## Data for the task

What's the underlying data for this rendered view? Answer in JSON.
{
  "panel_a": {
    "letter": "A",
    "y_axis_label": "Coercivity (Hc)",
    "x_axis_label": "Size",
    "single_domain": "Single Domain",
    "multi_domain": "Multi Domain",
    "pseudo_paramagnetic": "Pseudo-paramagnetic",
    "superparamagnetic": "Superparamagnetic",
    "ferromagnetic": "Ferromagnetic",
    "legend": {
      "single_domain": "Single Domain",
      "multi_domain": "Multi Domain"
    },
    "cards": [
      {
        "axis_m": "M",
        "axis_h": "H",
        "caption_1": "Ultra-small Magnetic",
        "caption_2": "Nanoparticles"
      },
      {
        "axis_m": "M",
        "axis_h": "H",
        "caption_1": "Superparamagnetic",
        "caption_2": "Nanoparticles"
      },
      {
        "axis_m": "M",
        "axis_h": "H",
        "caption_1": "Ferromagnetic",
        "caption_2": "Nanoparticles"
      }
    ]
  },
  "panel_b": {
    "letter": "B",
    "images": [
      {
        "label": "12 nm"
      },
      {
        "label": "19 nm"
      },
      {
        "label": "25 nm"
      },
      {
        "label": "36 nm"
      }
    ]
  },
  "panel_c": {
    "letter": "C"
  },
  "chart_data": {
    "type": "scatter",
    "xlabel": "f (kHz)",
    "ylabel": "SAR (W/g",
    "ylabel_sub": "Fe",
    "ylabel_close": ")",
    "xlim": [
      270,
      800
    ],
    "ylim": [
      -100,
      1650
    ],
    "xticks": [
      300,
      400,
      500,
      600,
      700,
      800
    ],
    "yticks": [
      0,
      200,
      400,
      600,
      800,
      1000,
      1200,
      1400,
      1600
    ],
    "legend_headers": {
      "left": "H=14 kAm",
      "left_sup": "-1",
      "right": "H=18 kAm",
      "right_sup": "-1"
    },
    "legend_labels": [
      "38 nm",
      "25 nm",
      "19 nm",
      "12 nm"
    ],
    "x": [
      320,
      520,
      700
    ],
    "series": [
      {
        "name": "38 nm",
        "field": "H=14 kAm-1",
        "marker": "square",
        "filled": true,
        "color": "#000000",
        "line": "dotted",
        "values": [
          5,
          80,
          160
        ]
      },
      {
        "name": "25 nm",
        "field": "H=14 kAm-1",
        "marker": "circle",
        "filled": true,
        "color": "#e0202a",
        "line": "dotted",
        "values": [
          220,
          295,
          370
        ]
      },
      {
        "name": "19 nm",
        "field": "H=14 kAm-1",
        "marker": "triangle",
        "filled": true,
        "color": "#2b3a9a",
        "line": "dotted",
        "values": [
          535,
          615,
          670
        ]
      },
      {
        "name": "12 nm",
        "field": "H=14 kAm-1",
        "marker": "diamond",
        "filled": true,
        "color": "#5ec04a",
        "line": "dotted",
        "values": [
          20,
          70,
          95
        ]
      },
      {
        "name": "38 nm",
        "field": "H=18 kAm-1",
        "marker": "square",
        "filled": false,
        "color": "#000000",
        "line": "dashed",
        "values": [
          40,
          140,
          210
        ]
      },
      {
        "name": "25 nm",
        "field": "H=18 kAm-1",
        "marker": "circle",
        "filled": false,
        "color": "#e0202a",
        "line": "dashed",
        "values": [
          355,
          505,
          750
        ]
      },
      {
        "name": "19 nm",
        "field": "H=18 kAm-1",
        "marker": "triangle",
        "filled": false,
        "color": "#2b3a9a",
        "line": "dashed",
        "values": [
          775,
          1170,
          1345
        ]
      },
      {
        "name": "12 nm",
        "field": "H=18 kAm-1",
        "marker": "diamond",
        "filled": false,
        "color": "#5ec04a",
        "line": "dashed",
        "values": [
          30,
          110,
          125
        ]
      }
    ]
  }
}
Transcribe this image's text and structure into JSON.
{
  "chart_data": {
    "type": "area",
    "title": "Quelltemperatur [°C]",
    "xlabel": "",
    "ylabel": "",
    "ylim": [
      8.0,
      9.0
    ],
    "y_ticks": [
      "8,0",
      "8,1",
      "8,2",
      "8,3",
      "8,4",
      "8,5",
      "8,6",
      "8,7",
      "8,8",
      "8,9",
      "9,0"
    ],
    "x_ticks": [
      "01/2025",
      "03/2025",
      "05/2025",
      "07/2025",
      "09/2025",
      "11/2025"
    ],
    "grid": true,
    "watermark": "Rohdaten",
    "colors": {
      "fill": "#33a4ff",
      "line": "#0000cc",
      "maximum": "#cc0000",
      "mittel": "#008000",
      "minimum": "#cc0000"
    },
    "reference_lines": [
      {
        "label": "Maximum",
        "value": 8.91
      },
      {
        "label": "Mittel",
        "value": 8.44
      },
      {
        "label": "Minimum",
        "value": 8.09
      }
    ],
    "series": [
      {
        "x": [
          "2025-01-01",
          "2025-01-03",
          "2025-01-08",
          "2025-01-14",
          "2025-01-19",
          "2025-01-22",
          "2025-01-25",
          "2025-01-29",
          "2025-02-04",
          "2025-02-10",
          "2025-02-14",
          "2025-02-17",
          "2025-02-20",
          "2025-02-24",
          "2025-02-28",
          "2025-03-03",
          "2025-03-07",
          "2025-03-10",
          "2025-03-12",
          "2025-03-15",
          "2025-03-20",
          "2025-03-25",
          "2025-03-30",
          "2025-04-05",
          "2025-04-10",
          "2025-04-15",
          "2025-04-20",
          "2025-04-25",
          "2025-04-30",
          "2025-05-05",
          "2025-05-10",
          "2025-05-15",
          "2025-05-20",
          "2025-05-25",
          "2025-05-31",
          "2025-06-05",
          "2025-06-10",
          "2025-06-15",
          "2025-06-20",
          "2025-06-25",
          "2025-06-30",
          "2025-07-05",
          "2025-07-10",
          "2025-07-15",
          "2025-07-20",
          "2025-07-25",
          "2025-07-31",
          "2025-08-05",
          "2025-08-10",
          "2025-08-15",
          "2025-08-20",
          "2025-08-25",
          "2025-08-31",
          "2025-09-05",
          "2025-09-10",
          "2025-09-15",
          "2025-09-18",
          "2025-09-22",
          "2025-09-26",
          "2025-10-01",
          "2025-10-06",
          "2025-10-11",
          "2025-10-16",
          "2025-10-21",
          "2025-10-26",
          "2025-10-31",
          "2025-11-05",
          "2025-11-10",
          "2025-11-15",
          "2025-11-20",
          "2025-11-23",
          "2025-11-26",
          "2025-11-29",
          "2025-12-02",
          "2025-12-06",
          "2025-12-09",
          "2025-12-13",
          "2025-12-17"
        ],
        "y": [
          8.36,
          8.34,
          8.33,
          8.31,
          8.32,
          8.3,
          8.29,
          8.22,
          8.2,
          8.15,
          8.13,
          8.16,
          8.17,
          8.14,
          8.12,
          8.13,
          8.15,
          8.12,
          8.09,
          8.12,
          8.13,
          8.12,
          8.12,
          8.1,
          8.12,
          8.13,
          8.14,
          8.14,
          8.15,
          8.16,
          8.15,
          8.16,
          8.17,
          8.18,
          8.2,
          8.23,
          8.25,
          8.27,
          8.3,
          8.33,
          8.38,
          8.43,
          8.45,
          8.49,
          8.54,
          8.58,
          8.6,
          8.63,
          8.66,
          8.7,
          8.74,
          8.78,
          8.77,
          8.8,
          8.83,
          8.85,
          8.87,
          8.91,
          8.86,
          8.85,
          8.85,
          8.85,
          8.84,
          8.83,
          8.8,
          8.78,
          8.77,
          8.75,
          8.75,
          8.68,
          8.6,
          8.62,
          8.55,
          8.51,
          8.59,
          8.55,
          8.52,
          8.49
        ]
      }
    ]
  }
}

## Exercise requirements
Take the listing above and set it down exactly.

## Answer to the problem
What's the underlying data for this rendered view? Answer in JSON.
{
  "panel_a": {
    "letter": "A",
    "y_axis_label": "Coercivity (Hc)",
    "x_axis_label": "Size",
    "single_domain": "Single Domain",
    "multi_domain": "Multi Domain",
    "pseudo_paramagnetic": "Pseudo-paramagnetic",
    "superparamagnetic": "Superparamagnetic",
    "ferromagnetic": "Ferromagnetic",
    "legend": {
      "single_domain": "Single Domain",
      "multi_domain": "Multi Domain"
    },
    "cards": [
      {
        "axis_m": "M",
        "axis_h": "H",
        "caption_1": "Ultra-small Magnetic",
        "caption_2": "Nanoparticles"
      },
      {
        "axis_m": "M",
        "axis_h": "H",
        "caption_1": "Superparamagnetic",
        "caption_2": "Nanoparticles"
      },
      {
        "axis_m": "M",
        "axis_h": "H",
        "caption_1": "Ferromagnetic",
        "caption_2": "Nanoparticles"
      }
    ]
  },
  "panel_b": {
    "letter": "B",
    "images": [
      {
        "label": "12 nm"
      },
      {
        "label": "19 nm"
      },
      {
        "label": "25 nm"
      },
      {
        "label": "36 nm"
      }
    ]
  },
  "panel_c": {
    "letter": "C"
  },
  "chart_data": {
    "type": "scatter",
    "xlabel": "f (kHz)",
    "ylabel": "SAR (W/g",
    "ylabel_sub": "Fe",
    "ylabel_close": ")",
    "xlim": [
      270,
      800
    ],
    "ylim": [
      -100,
      1650
    ],
    "xticks": [
      300,
      400,
      500,
      600,
      700,
      800
    ],
    "yticks": [
      0,
      200,
      400,
      600,
      800,
      1000,
      1200,
      1400,
      1600
    ],
    "legend_headers": {
      "left": "H=14 kAm",
      "left_sup": "-1",
      "right": "H=18 kAm",
      "right_sup": "-1"
    },
    "legend_labels": [
      "38 nm",
      "25 nm",
      "19 nm",
      "12 nm"
    ],
    "x": [
      320,
      520,
      700
    ],
    "series": [
      {
        "name": "38 nm",
        "field": "H=14 kAm-1",
        "marker": "square",
        "filled": true,
        "color": "#000000",
        "line": "dotted",
        "values": [
          5,
          80,
          160
        ]
      },
      {
        "name": "25 nm",
        "field": "H=14 kAm-1",
        "marker": "circle",
        "filled": true,
        "color": "#e0202a",
        "line": "dotted",
        "values": [
          220,
          295,
          370
        ]
      },
      {
        "name": "19 nm",
        "field": "H=14 kAm-1",
        "marker": "triangle",
        "filled": true,
        "color": "#2b3a9a",
        "line": "dotted",
        "values": [
          535,
          615,
          670
        ]
      },
      {
        "name": "12 nm",
        "field": "H=14 kAm-1",
        "marker": "diamond",
        "filled": true,
        "color": "#5ec04a",
        "line": "dotted",
        "values": [
          20,
          70,
          95
        ]
      },
      {
        "name": "38 nm",
        "field": "H=18 kAm-1",
        "marker": "square",
        "filled": false,
        "color": "#000000",
        "line": "dashed",
        "values": [
          40,
          140,
          210
        ]
      },
      {
        "name": "25 nm",
        "field": "H=18 kAm-1",
        "marker": "circle",
        "filled": false,
        "color": "#e0202a",
        "line": "dashed",
        "values": [
          355,
          505,
          750
        ]
      },
      {
        "name": "19 nm",
        "field": "H=18 kAm-1",
        "marker": "triangle",
        "filled": false,
        "color": "#2b3a9a",
        "line": "dashed",
        "values": [
          775,
          1170,
          1345
        ]
      },
      {
        "name": "12 nm",
        "field": "H=18 kAm-1",
        "marker": "diamond",
        "filled": false,
        "color": "#5ec04a",
        "line": "dashed",
        "values": [
          30,
          110,
          125
        ]
      }
    ]
  }
}
Transcribe this image's text and structure into JSON.
{
  "chart_data": {
    "type": "area",
    "title": "Quelltemperatur [°C]",
    "xlabel": "",
    "ylabel": "",
    "ylim": [
      8.0,
      9.0
    ],
    "y_ticks": [
      "8,0",
      "8,1",
      "8,2",
      "8,3",
      "8,4",
      "8,5",
      "8,6",
      "8,7",
      "8,8",
      "8,9",
      "9,0"
    ],
    "x_ticks": [
      "01/2025",
      "03/2025",
      "05/2025",
      "07/2025",
      "09/2025",
      "11/2025"
    ],
    "grid": true,
    "watermark": "Rohdaten",
    "colors": {
      "fill": "#33a4ff",
      "line": "#0000cc",
      "maximum": "#cc0000",
      "mittel": "#008000",
      "minimum": "#cc0000"
    },
    "reference_lines": [
      {
        "label": "Maximum",
        "value": 8.91
      },
      {
        "label": "Mittel",
        "value": 8.44
      },
      {
        "label": "Minimum",
        "value": 8.09
      }
    ],
    "series": [
      {
        "x": [
          "2025-01-01",
          "2025-01-03",
          "2025-01-08",
          "2025-01-14",
          "2025-01-19",
          "2025-01-22",
          "2025-01-25",
          "2025-01-29",
          "2025-02-04",
          "2025-02-10",
          "2025-02-14",
          "2025-02-17",
          "2025-02-20",
          "2025-02-24",
          "2025-02-28",
          "2025-03-03",
          "2025-03-07",
          "2025-03-10",
          "2025-03-12",
          "2025-03-15",
          "2025-03-20",
          "2025-03-25",
          "2025-03-30",
          "2025-04-05",
          "2025-04-10",
          "2025-04-15",
          "2025-04-20",
          "2025-04-25",
          "2025-04-30",
          "2025-05-05",
          "2025-05-10",
          "2025-05-15",
          "2025-05-20",
          "2025-05-25",
          "2025-05-31",
          "2025-06-05",
          "2025-06-10",
          "2025-06-15",
          "2025-06-20",
          "2025-06-25",
          "2025-06-30",
          "2025-07-05",
          "2025-07-10",
          "2025-07-15",
          "2025-07-20",
          "2025-07-25",
          "2025-07-31",
          "2025-08-05",
          "2025-08-10",
          "2025-08-15",
          "2025-08-20",
          "2025-08-25",
          "2025-08-31",
          "2025-09-05",
          "2025-09-10",
          "2025-09-15",
          "2025-09-18",
          "2025-09-22",
          "2025-09-26",
          "2025-10-01",
          "2025-10-06",
          "2025-10-11",
          "2025-10-16",
          "2025-10-21",
          "2025-10-26",
          "2025-10-31",
          "2025-11-05",
          "2025-11-10",
          "2025-11-15",
          "2025-11-20",
          "2025-11-23",
          "2025-11-26",
          "2025-11-29",
          "2025-12-02",
          "2025-12-06",
          "2025-12-09",
          "2025-12-13",
          "2025-12-17"
        ],
        "y": [
          8.36,
          8.34,
          8.33,
          8.31,
          8.32,
          8.3,
          8.29,
          8.22,
          8.2,
          8.15,
          8.13,
          8.16,
          8.17,
          8.14,
          8.12,
          8.13,
          8.15,
          8.12,
          8.09,
          8.12,
          8.13,
          8.12,
          8.12,
          8.1,
          8.12,
          8.13,
          8.14,
          8.14,
          8.15,
          8.16,
          8.15,
          8.16,
          8.17,
          8.18,
          8.2,
          8.23,
          8.25,
          8.27,
          8.3,
          8.33,
          8.38,
          8.43,
          8.45,
          8.49,
          8.54,
          8.58,
          8.6,
          8.63,
          8.66,
          8.7,
          8.74,
          8.78,
          8.77,
          8.8,
          8.83,
          8.85,
          8.87,
          8.91,
          8.86,
          8.85,
          8.85,
          8.85,
          8.84,
          8.83,
          8.8,
          8.78,
          8.77,
          8.75,
          8.75,
          8.68,
          8.6,
          8.62,
          8.55,
          8.51,
          8.59,
          8.55,
          8.52,
          8.49
        ]
      }
    ]
  }
}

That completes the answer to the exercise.